• WORK ORDER: Return all lines from the listing below that include the word "xlabel".

• DATA:
*** Begin section ***

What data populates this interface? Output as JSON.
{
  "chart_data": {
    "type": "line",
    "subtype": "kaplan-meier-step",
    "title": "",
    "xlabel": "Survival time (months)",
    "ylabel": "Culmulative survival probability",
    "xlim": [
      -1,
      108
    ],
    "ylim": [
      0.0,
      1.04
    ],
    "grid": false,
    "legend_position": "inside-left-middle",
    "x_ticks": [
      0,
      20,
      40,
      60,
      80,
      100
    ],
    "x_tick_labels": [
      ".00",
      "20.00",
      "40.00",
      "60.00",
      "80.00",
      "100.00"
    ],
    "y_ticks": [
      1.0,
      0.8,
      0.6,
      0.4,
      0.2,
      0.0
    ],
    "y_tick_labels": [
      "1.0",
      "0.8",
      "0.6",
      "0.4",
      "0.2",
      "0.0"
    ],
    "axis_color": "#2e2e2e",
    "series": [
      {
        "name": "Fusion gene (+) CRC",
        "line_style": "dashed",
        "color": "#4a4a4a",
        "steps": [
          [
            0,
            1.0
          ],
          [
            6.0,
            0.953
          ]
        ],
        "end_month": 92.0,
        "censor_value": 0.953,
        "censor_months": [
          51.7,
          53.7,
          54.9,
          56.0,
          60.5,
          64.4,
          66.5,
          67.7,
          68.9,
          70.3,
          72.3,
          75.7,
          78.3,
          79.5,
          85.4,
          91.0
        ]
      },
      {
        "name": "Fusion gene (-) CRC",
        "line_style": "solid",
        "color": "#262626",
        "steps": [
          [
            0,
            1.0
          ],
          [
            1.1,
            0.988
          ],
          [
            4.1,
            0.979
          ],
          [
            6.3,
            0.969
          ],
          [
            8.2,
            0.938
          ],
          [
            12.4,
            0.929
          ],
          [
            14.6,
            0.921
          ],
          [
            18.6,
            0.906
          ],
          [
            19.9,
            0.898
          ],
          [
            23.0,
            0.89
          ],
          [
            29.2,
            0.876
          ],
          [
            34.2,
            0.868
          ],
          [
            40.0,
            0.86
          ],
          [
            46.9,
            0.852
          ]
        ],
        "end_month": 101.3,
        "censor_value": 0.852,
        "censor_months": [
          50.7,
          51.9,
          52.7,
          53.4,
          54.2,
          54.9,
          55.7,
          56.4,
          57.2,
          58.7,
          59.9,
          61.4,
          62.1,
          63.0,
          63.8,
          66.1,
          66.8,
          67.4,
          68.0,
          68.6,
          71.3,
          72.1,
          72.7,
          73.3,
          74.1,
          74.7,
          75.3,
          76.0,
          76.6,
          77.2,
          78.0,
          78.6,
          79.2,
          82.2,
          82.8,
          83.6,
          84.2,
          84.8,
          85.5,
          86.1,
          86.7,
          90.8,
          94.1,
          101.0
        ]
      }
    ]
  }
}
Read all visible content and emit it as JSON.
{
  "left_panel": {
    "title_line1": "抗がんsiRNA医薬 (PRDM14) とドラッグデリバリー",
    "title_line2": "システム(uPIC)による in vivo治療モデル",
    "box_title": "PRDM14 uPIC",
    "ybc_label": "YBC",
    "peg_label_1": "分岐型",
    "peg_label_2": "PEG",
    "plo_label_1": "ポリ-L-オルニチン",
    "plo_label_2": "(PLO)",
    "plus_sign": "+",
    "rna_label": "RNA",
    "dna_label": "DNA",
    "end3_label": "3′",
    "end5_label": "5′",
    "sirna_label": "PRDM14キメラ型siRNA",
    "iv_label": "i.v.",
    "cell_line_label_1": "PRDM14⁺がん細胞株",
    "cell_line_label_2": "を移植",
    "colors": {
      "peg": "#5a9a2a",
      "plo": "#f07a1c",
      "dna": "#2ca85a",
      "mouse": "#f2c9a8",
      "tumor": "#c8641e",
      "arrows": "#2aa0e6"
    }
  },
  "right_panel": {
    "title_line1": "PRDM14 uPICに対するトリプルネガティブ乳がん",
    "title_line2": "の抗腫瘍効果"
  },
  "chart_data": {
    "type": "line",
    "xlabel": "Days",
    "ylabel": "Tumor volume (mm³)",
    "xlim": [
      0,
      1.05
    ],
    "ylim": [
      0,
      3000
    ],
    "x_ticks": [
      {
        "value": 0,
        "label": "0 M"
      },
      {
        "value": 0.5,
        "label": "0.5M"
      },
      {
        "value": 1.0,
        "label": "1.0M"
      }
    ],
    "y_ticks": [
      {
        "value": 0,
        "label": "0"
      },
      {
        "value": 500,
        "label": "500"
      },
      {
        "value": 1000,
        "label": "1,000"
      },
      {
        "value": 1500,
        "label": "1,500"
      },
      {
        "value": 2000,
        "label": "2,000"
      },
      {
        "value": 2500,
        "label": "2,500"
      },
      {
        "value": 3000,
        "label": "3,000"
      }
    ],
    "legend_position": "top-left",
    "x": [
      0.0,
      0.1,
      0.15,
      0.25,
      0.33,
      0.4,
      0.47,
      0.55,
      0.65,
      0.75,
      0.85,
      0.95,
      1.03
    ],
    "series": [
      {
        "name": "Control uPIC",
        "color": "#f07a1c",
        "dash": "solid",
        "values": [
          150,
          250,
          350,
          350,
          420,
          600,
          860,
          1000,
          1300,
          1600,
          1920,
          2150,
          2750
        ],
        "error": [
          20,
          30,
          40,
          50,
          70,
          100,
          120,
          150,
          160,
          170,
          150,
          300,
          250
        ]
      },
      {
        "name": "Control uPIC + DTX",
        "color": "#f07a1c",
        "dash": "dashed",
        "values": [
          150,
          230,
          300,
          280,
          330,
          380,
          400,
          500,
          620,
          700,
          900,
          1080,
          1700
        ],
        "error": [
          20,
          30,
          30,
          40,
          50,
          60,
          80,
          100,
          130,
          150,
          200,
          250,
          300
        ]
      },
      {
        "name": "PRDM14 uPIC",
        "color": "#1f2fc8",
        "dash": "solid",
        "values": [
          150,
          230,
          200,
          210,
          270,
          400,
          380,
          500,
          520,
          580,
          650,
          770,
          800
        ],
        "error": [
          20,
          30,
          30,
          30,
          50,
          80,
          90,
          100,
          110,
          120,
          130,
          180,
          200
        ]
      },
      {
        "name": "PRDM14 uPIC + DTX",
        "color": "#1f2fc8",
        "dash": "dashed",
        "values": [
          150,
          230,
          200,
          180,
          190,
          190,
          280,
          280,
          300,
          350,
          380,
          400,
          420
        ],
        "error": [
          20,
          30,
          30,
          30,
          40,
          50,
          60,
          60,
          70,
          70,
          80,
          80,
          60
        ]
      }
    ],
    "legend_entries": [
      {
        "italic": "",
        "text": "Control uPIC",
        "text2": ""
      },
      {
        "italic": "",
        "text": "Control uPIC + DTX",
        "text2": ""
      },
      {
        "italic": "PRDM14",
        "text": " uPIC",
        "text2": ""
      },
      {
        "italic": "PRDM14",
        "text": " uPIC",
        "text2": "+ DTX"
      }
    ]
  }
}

*** End section ***

• SOLVED EXERCISE:
    "xlabel": "Survival time (months)",
    "xlabel": "Days",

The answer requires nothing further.